-- BEGIN Data entries --

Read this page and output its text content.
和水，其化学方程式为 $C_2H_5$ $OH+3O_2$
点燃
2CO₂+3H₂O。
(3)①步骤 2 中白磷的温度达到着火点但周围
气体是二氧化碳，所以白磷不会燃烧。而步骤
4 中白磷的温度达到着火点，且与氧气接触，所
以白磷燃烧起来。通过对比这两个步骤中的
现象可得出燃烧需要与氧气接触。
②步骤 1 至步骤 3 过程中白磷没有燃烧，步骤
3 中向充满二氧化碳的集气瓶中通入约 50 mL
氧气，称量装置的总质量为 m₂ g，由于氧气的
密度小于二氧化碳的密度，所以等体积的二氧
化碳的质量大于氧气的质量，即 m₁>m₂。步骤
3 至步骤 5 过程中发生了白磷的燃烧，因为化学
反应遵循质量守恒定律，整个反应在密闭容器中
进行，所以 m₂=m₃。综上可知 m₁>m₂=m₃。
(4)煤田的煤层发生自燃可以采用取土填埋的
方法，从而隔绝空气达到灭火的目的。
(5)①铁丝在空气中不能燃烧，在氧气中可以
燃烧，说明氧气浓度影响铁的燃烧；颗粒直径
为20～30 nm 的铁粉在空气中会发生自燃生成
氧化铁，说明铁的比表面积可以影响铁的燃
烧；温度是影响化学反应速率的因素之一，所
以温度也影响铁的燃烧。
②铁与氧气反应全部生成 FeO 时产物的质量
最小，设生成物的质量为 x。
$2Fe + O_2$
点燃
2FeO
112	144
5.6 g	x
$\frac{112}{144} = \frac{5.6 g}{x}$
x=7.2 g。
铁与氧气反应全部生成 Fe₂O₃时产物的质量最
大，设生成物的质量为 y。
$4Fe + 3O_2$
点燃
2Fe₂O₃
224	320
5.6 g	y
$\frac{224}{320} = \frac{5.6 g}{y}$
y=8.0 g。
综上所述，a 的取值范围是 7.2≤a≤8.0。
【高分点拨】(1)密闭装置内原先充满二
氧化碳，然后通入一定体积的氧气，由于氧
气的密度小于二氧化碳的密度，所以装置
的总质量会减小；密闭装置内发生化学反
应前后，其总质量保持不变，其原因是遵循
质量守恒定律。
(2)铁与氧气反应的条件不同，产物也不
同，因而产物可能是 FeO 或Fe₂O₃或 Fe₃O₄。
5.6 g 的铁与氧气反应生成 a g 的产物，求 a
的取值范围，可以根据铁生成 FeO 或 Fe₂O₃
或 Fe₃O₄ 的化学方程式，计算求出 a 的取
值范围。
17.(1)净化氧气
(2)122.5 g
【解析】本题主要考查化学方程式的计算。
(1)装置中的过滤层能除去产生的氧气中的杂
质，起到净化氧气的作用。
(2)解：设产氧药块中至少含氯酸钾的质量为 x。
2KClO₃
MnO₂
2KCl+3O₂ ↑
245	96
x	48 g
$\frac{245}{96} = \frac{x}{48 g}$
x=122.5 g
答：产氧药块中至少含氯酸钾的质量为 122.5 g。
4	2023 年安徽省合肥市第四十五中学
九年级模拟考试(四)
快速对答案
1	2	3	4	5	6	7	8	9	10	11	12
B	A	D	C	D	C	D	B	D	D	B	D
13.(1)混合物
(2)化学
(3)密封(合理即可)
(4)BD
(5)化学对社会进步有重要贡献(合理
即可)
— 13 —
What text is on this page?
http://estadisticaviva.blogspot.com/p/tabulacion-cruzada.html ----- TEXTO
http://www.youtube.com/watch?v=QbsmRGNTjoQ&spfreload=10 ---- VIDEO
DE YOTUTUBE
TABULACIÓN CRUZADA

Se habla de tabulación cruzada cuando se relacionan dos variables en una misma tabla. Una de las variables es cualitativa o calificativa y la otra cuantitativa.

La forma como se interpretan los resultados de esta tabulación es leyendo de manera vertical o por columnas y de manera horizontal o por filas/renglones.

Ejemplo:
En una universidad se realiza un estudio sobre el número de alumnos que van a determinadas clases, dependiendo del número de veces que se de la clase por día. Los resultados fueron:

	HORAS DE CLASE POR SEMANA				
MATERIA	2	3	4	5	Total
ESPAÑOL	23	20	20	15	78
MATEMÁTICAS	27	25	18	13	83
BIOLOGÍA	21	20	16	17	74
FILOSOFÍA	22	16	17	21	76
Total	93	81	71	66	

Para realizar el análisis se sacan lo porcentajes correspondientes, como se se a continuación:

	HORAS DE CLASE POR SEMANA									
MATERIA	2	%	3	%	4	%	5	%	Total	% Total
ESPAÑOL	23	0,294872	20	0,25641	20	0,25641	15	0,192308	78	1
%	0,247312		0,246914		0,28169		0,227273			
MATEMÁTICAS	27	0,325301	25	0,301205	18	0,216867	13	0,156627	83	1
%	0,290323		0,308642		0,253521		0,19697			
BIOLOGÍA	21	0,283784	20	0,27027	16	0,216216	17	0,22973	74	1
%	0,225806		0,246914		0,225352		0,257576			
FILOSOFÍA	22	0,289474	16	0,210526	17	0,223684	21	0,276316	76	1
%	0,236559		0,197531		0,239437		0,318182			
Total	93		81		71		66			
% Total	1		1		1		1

-- END Data entries --

Work out how many lines of the data above contain the string "frac" and give the number alone.

3